> **Instructions to follow**
Reproduce verbatim the rows between the line containing "pie-label-text: Ultron: (1.14%)" and the line containing "x-tick-label: 2023 [1328, 430, 1359, 446]", inclusive.

> **Input records**
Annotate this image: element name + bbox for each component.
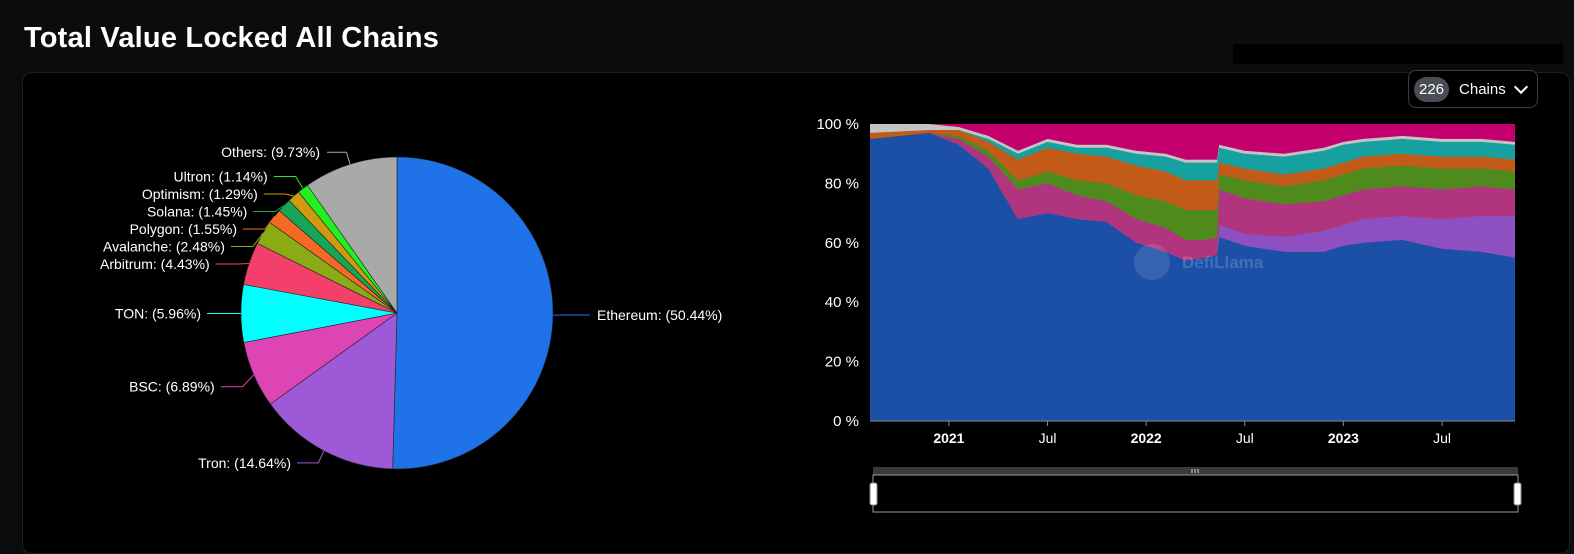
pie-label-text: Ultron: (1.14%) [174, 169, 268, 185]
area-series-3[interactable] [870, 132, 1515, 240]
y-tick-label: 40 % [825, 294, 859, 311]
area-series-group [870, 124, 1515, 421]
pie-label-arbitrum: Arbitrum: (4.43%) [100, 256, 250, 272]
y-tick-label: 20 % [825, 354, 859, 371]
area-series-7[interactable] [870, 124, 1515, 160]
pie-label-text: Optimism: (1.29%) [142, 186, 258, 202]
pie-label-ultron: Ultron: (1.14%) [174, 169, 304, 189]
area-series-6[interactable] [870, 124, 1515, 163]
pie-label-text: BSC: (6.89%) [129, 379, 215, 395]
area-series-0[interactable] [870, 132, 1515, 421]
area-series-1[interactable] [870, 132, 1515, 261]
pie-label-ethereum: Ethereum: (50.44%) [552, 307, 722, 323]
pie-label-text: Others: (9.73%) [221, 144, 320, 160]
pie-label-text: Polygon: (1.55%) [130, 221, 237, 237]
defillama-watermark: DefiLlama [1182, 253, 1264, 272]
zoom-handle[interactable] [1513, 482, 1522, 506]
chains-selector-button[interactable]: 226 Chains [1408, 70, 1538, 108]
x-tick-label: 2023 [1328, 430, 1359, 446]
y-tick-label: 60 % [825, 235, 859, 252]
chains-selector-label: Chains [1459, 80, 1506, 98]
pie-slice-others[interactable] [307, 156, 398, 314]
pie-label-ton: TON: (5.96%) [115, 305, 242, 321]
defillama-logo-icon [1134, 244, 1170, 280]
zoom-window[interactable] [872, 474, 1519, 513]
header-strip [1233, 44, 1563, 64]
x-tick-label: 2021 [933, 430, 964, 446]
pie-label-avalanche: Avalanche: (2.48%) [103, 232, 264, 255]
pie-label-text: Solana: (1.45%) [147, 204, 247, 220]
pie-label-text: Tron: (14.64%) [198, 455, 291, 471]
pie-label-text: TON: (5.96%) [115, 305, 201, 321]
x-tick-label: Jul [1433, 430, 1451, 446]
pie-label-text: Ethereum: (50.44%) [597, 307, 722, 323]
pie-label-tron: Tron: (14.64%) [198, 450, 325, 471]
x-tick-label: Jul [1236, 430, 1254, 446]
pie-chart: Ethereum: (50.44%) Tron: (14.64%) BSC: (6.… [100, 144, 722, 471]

> **Written reply**
pie-label-text: Ultron: (1.14%) [174, 169, 268, 185]
area-series-3[interactable] [870, 132, 1515, 240]
y-tick-label: 40 % [825, 294, 859, 311]
area-series-group [870, 124, 1515, 421]
pie-label-arbitrum: Arbitrum: (4.43%) [100, 256, 250, 272]
y-tick-label: 20 % [825, 354, 859, 371]
area-series-7[interactable] [870, 124, 1515, 160]
pie-label-text: Optimism: (1.29%) [142, 186, 258, 202]
pie-label-ultron: Ultron: (1.14%) [174, 169, 304, 189]
area-series-6[interactable] [870, 124, 1515, 163]
pie-label-text: BSC: (6.89%) [129, 379, 215, 395]
area-series-0[interactable] [870, 132, 1515, 421]
area-series-1[interactable] [870, 132, 1515, 261]
pie-label-ethereum: Ethereum: (50.44%) [552, 307, 722, 323]
pie-label-text: Others: (9.73%) [221, 144, 320, 160]
pie-label-text: Polygon: (1.55%) [130, 221, 237, 237]
defillama-watermark: DefiLlama [1182, 253, 1264, 272]
zoom-handle[interactable] [1513, 482, 1522, 506]
chains-selector-button[interactable]: 226 Chains [1408, 70, 1538, 108]
x-tick-label: 2023 [1328, 430, 1359, 446]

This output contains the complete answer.